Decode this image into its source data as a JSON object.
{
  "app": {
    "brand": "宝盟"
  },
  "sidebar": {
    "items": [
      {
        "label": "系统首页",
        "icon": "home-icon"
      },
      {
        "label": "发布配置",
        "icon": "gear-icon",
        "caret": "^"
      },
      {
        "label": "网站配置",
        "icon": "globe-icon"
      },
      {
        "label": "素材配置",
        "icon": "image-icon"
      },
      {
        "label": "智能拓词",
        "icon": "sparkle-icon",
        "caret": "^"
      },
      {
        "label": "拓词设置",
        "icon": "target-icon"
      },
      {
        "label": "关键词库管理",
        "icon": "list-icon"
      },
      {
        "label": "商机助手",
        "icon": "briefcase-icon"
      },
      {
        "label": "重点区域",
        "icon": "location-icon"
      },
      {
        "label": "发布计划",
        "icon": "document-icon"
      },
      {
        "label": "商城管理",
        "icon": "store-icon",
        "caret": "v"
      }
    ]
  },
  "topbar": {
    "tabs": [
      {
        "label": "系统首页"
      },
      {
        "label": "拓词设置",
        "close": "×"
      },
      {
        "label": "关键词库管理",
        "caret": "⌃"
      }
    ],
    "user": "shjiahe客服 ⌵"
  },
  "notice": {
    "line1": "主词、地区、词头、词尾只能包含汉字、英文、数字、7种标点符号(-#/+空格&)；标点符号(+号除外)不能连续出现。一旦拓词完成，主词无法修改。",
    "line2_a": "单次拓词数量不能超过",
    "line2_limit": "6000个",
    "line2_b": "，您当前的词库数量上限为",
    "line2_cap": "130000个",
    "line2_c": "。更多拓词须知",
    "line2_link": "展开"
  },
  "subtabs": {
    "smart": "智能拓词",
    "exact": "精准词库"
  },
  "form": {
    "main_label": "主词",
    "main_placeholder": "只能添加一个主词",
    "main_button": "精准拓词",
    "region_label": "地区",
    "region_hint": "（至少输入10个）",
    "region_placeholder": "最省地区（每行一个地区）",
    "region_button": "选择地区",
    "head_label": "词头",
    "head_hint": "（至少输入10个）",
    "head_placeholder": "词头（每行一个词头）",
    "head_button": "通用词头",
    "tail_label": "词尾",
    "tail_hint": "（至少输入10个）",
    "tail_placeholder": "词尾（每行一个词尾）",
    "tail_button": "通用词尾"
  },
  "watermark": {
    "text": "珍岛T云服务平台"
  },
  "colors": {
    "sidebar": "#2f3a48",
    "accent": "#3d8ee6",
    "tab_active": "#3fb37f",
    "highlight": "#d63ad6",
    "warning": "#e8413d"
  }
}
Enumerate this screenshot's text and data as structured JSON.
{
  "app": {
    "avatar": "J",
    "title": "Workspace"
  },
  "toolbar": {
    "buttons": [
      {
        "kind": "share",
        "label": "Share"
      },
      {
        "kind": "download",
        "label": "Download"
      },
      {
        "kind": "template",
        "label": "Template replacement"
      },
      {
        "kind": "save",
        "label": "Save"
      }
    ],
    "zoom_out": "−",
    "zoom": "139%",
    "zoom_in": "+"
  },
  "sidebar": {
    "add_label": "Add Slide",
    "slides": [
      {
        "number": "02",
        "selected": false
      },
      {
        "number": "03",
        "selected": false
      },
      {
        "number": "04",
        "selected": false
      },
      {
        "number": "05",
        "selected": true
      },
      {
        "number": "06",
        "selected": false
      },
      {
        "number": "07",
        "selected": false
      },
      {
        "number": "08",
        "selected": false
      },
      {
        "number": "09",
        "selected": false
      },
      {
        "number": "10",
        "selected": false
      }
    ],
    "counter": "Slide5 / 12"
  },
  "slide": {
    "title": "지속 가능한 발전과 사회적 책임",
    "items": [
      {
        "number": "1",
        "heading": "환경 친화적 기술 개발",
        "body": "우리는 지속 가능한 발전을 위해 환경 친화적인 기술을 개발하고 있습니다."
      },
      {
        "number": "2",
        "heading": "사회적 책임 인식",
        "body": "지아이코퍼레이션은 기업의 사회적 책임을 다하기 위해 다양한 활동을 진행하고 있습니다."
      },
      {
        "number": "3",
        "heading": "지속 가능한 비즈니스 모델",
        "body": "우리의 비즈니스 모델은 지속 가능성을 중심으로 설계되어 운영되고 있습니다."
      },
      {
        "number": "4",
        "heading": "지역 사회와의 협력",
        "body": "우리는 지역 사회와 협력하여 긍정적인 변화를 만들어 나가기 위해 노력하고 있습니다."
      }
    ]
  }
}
==================================================
### GIVEN INSTRUCTION
Write out the material exactly as given.

### RESPONSE TO THIS EXERCISE
Decode this image into its source data as a JSON object.
{
  "app": {
    "brand": "宝盟"
  },
  "sidebar": {
    "items": [
      {
        "label": "系统首页",
        "icon": "home-icon"
      },
      {
        "label": "发布配置",
        "icon": "gear-icon",
        "caret": "^"
      },
      {
        "label": "网站配置",
        "icon": "globe-icon"
      },
      {
        "label": "素材配置",
        "icon": "image-icon"
      },
      {
        "label": "智能拓词",
        "icon": "sparkle-icon",
        "caret": "^"
      },
      {
        "label": "拓词设置",
        "icon": "target-icon"
      },
      {
        "label": "关键词库管理",
        "icon": "list-icon"
      },
      {
        "label": "商机助手",
        "icon": "briefcase-icon"
      },
      {
        "label": "重点区域",
        "icon": "location-icon"
      },
      {
        "label": "发布计划",
        "icon": "document-icon"
      },
      {
        "label": "商城管理",
        "icon": "store-icon",
        "caret": "v"
      }
    ]
  },
  "topbar": {
    "tabs": [
      {
        "label": "系统首页"
      },
      {
        "label": "拓词设置",
        "close": "×"
      },
      {
        "label": "关键词库管理",
        "caret": "⌃"
      }
    ],
    "user": "shjiahe客服 ⌵"
  },
  "notice": {
    "line1": "主词、地区、词头、词尾只能包含汉字、英文、数字、7种标点符号(-#/+空格&)；标点符号(+号除外)不能连续出现。一旦拓词完成，主词无法修改。",
    "line2_a": "单次拓词数量不能超过",
    "line2_limit": "6000个",
    "line2_b": "，您当前的词库数量上限为",
    "line2_cap": "130000个",
    "line2_c": "。更多拓词须知",
    "line2_link": "展开"
  },
  "subtabs": {
    "smart": "智能拓词",
    "exact": "精准词库"
  },
  "form": {
    "main_label": "主词",
    "main_placeholder": "只能添加一个主词",
    "main_button": "精准拓词",
    "region_label": "地区",
    "region_hint": "（至少输入10个）",
    "region_placeholder": "最省地区（每行一个地区）",
    "region_button": "选择地区",
    "head_label": "词头",
    "head_hint": "（至少输入10个）",
    "head_placeholder": "词头（每行一个词头）",
    "head_button": "通用词头",
    "tail_label": "词尾",
    "tail_hint": "（至少输入10个）",
    "tail_placeholder": "词尾（每行一个词尾）",
    "tail_button": "通用词尾"
  },
  "watermark": {
    "text": "珍岛T云服务平台"
  },
  "colors": {
    "sidebar": "#2f3a48",
    "accent": "#3d8ee6",
    "tab_active": "#3fb37f",
    "highlight": "#d63ad6",
    "warning": "#e8413d"
  }
}
Enumerate this screenshot's text and data as structured JSON.
{
  "app": {
    "avatar": "J",
    "title": "Workspace"
  },
  "toolbar": {
    "buttons": [
      {
        "kind": "share",
        "label": "Share"
      },
      {
        "kind": "download",
        "label": "Download"
      },
      {
        "kind": "template",
        "label": "Template replacement"
      },
      {
        "kind": "save",
        "label": "Save"
      }
    ],
    "zoom_out": "−",
    "zoom": "139%",
    "zoom_in": "+"
  },
  "sidebar": {
    "add_label": "Add Slide",
    "slides": [
      {
        "number": "02",
        "selected": false
      },
      {
        "number": "03",
        "selected": false
      },
      {
        "number": "04",
        "selected": false
      },
      {
        "number": "05",
        "selected": true
      },
      {
        "number": "06",
        "selected": false
      },
      {
        "number": "07",
        "selected": false
      },
      {
        "number": "08",
        "selected": false
      },
      {
        "number": "09",
        "selected": false
      },
      {
        "number": "10",
        "selected": false
      }
    ],
    "counter": "Slide5 / 12"
  },
  "slide": {
    "title": "지속 가능한 발전과 사회적 책임",
    "items": [
      {
        "number": "1",
        "heading": "환경 친화적 기술 개발",
        "body": "우리는 지속 가능한 발전을 위해 환경 친화적인 기술을 개발하고 있습니다."
      },
      {
        "number": "2",
        "heading": "사회적 책임 인식",
        "body": "지아이코퍼레이션은 기업의 사회적 책임을 다하기 위해 다양한 활동을 진행하고 있습니다."
      },
      {
        "number": "3",
        "heading": "지속 가능한 비즈니스 모델",
        "body": "우리의 비즈니스 모델은 지속 가능성을 중심으로 설계되어 운영되고 있습니다."
      },
      {
        "number": "4",
        "heading": "지역 사회와의 협력",
        "body": "우리는 지역 사회와 협력하여 긍정적인 변화를 만들어 나가기 위해 노력하고 있습니다."
      }
    ]
  }
}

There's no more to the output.